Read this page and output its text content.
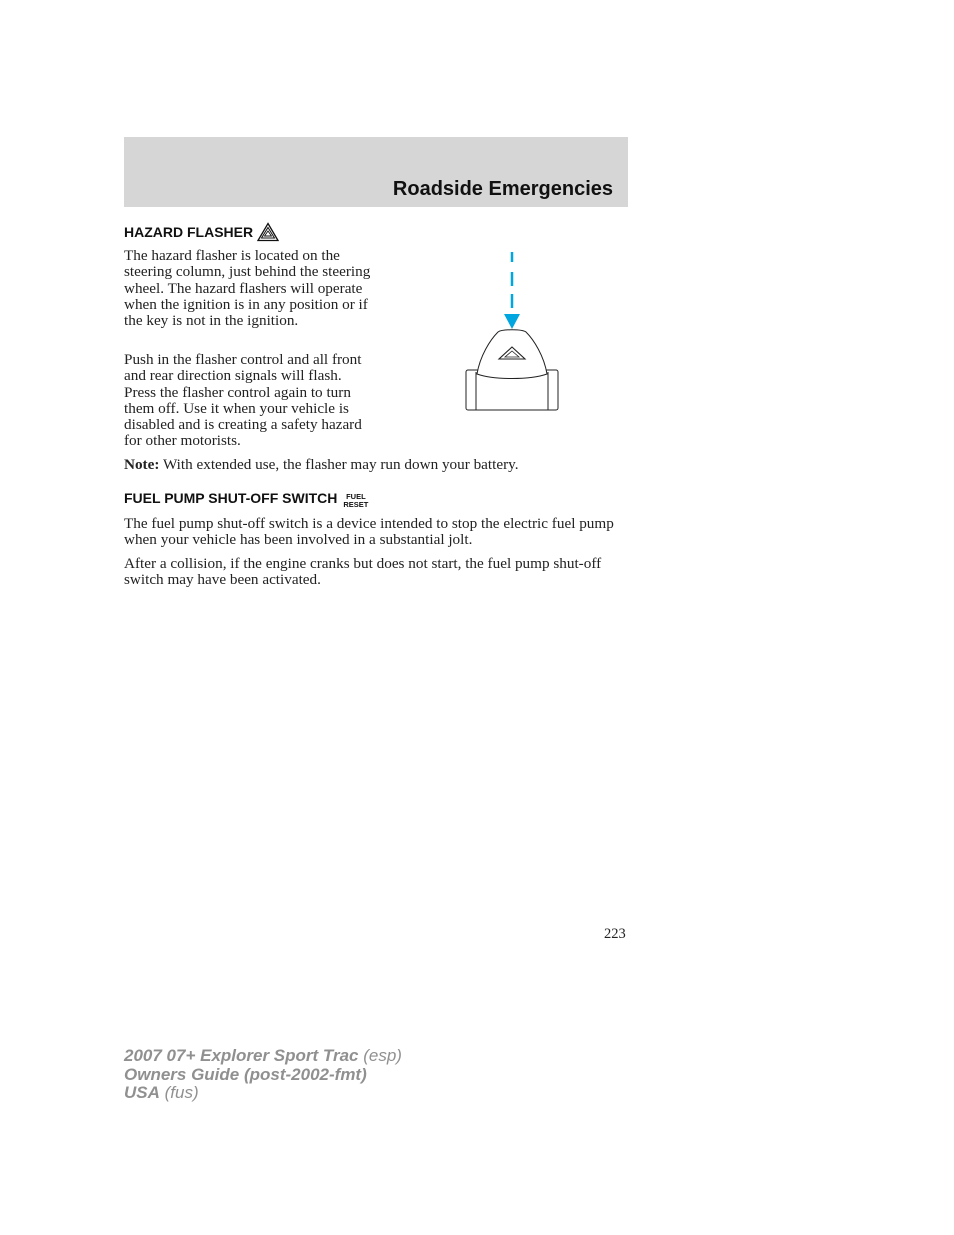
Roadside Emergencies
HAZARD FLASHER
The hazard flasher is located on the steering column, just behind the steering wheel. The hazard flashers will operate when the ignition is in any position or if the key is not in the ignition.
Push in the flasher control and all front and rear direction signals will flash. Press the flasher control again to turn them off. Use it when your vehicle is disabled and is creating a safety hazard for other motorists.
Note: With extended use, the flasher may run down your battery.
FUEL PUMP SHUT-OFF SWITCH	FUEL
RESET
The fuel pump shut-off switch is a device intended to stop the electric fuel pump when your vehicle has been involved in a substantial jolt.
After a collision, if the engine cranks but does not start, the fuel pump shut-off switch may have been activated.
223
2007 07+ Explorer Sport Trac (esp)
Owners Guide (post-2002-fmt)
USA (fus)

• • • • • • •

Requirement: Repeat the material above verbatim, with no pictures in the output.

Reply to the exercise:
Read this page and output its text content.
Roadside Emergencies
HAZARD FLASHER
The hazard flasher is located on the steering column, just behind the steering wheel. The hazard flashers will operate when the ignition is in any position or if the key is not in the ignition.
Push in the flasher control and all front and rear direction signals will flash. Press the flasher control again to turn them off. Use it when your vehicle is disabled and is creating a safety hazard for other motorists.
Note: With extended use, the flasher may run down your battery.
FUEL PUMP SHUT-OFF SWITCH	FUEL
RESET
The fuel pump shut-off switch is a device intended to stop the electric fuel pump when your vehicle has been involved in a substantial jolt.
After a collision, if the engine cranks but does not start, the fuel pump shut-off switch may have been activated.
223
2007 07+ Explorer Sport Trac (esp)
Owners Guide (post-2002-fmt)
USA (fus)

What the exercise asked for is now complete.